Task to complete:
Which lines include the word "Multi"? Copy each of them.

Structured figure records
— begin —

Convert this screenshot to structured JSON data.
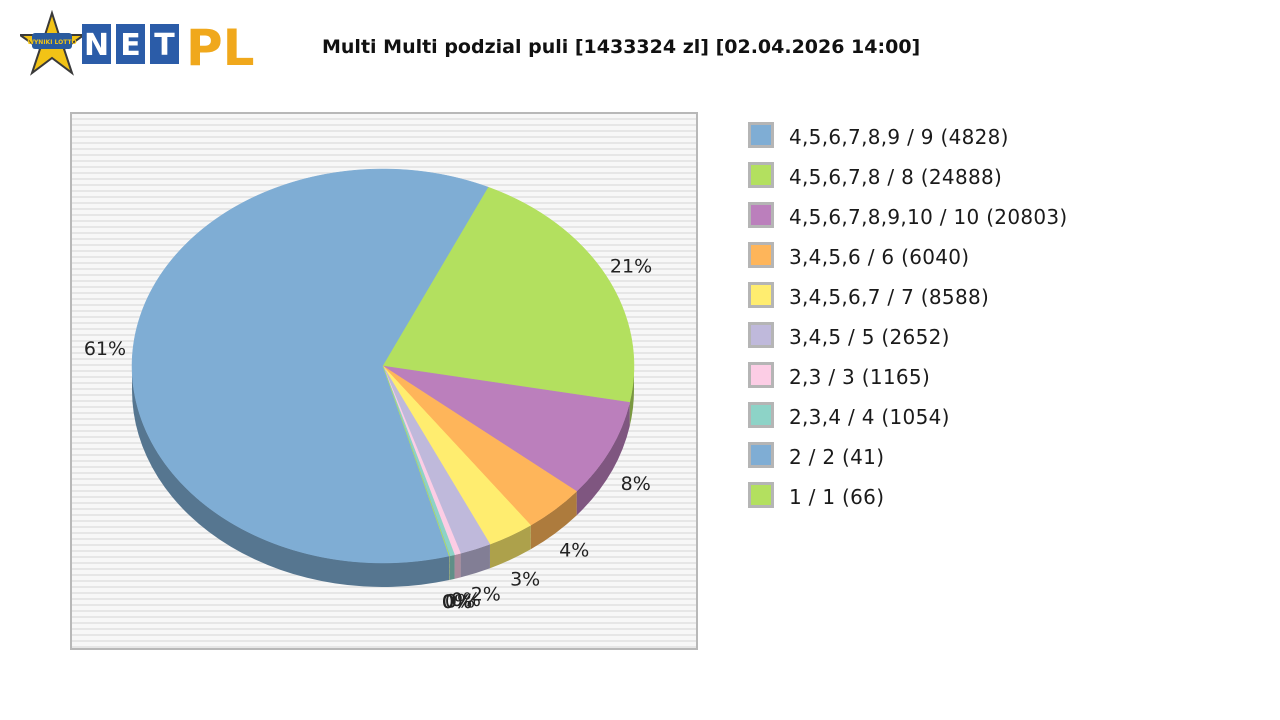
{
  "header": {
    "logo": {
      "icon": "star-logo-icon",
      "badge_text": "WYNIKI LOTTO",
      "letters": [
        "N",
        "E",
        "T"
      ],
      "suffix": "PL"
    },
    "title": "Multi Multi podzial puli [1433324 zl] [02.04.2026 14:00]"
  },
  "chart_data": {
    "type": "pie",
    "title": "Multi Multi podzial puli [1433324 zl] [02.04.2026 14:00]",
    "style": "3d",
    "background": "striped",
    "legend_position": "right",
    "slices": [
      {
        "label": "4,5,6,7,8,9 / 9 (4828)",
        "value": 61,
        "display": "61%",
        "color": "#7fadd4"
      },
      {
        "label": "4,5,6,7,8 / 8 (24888)",
        "value": 21,
        "display": "21%",
        "color": "#b3e05f"
      },
      {
        "label": "4,5,6,7,8,9,10 / 10 (20803)",
        "value": 8,
        "display": "8%",
        "color": "#bb7fbc"
      },
      {
        "label": "3,4,5,6 / 6 (6040)",
        "value": 4,
        "display": "4%",
        "color": "#feb55a"
      },
      {
        "label": "3,4,5,6,7 / 7 (8588)",
        "value": 3,
        "display": "3%",
        "color": "#ffed6f"
      },
      {
        "label": "3,4,5 / 5 (2652)",
        "value": 2,
        "display": "2%",
        "color": "#bfb9db"
      },
      {
        "label": "2,3 / 3 (1165)",
        "value": 0.4,
        "display": "0%",
        "color": "#fccde5"
      },
      {
        "label": "2,3,4 / 4 (1054)",
        "value": 0.3,
        "display": "0%",
        "color": "#8dd3c7"
      },
      {
        "label": "2 / 2 (41)",
        "value": 0.02,
        "display": "0%",
        "color": "#7fadd4"
      },
      {
        "label": "1 / 1 (66)",
        "value": 0.03,
        "display": "0%",
        "color": "#b3e05f"
      }
    ]
  }
}
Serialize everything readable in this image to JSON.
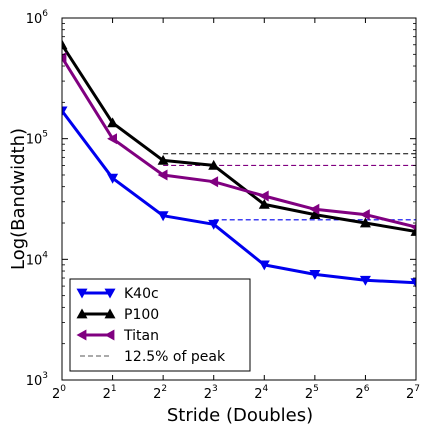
{
  "chart_data": {
    "type": "line",
    "title": "",
    "xlabel": "Stride (Doubles)",
    "ylabel": "Log(Bandwidth)",
    "y_scale": "log",
    "x_scale": "log2",
    "xlim": [
      1,
      128
    ],
    "ylim": [
      1000,
      1000000
    ],
    "grid": false,
    "legend_position": "lower-left",
    "x_ticks": [
      {
        "base": "2",
        "exp": "0",
        "value": 1
      },
      {
        "base": "2",
        "exp": "1",
        "value": 2
      },
      {
        "base": "2",
        "exp": "2",
        "value": 4
      },
      {
        "base": "2",
        "exp": "3",
        "value": 8
      },
      {
        "base": "2",
        "exp": "4",
        "value": 16
      },
      {
        "base": "2",
        "exp": "5",
        "value": 32
      },
      {
        "base": "2",
        "exp": "6",
        "value": 64
      },
      {
        "base": "2",
        "exp": "7",
        "value": 128
      }
    ],
    "y_ticks": [
      {
        "base": "10",
        "exp": "3",
        "value": 1000
      },
      {
        "base": "10",
        "exp": "4",
        "value": 10000
      },
      {
        "base": "10",
        "exp": "5",
        "value": 100000
      },
      {
        "base": "10",
        "exp": "6",
        "value": 1000000
      }
    ],
    "series": [
      {
        "name": "K40c",
        "color": "#0000ee",
        "marker": "triangle-down",
        "x": [
          1,
          2,
          4,
          8,
          16,
          32,
          64,
          128
        ],
        "y": [
          170000,
          47000,
          23000,
          19500,
          9000,
          7500,
          6700,
          6400
        ]
      },
      {
        "name": "P100",
        "color": "#000000",
        "marker": "triangle-up",
        "x": [
          1,
          2,
          4,
          8,
          16,
          32,
          64,
          128
        ],
        "y": [
          600000,
          135000,
          66000,
          60000,
          28500,
          23500,
          20000,
          17000
        ]
      },
      {
        "name": "Titan",
        "color": "#800080",
        "marker": "triangle-left",
        "x": [
          1,
          2,
          4,
          8,
          16,
          32,
          64,
          128
        ],
        "y": [
          470000,
          100000,
          50000,
          44000,
          33500,
          26000,
          23500,
          18500
        ]
      }
    ],
    "reference_lines": [
      {
        "series": "K40c",
        "color": "#0000ee",
        "y": 21250,
        "x_from": 8,
        "x_to": 128
      },
      {
        "series": "P100",
        "color": "#000000",
        "y": 75000,
        "x_from": 4,
        "x_to": 128
      },
      {
        "series": "Titan",
        "color": "#800080",
        "y": 60000,
        "x_from": 4,
        "x_to": 128
      }
    ],
    "legend": [
      {
        "label": "K40c",
        "color": "#0000ee",
        "marker": "triangle-down",
        "style": "solid"
      },
      {
        "label": "P100",
        "color": "#000000",
        "marker": "triangle-up",
        "style": "solid"
      },
      {
        "label": "Titan",
        "color": "#800080",
        "marker": "triangle-left",
        "style": "solid"
      },
      {
        "label": "12.5% of peak",
        "color": "#555555",
        "marker": "none",
        "style": "dashed"
      }
    ]
  }
}
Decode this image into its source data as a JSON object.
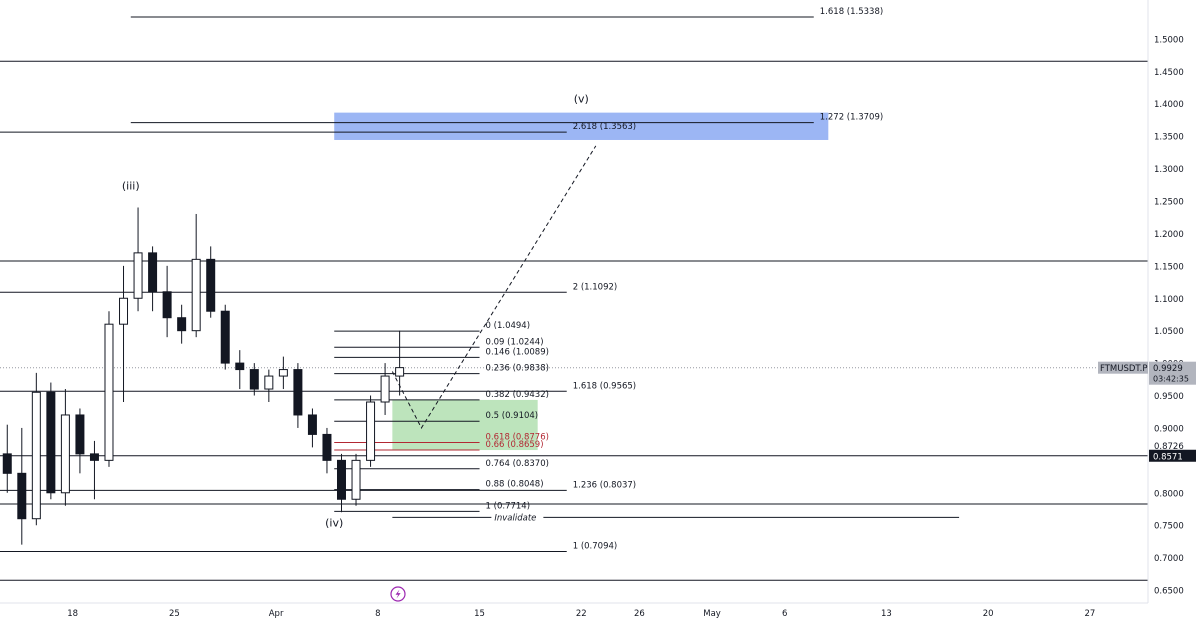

— end —

Answer to the problem:
    "title": "Multi Multi podzial puli [1433324 zl] [02.04.2026 14:00]"
    "title": "Multi Multi podzial puli [1433324 zl] [02.04.2026 14:00]",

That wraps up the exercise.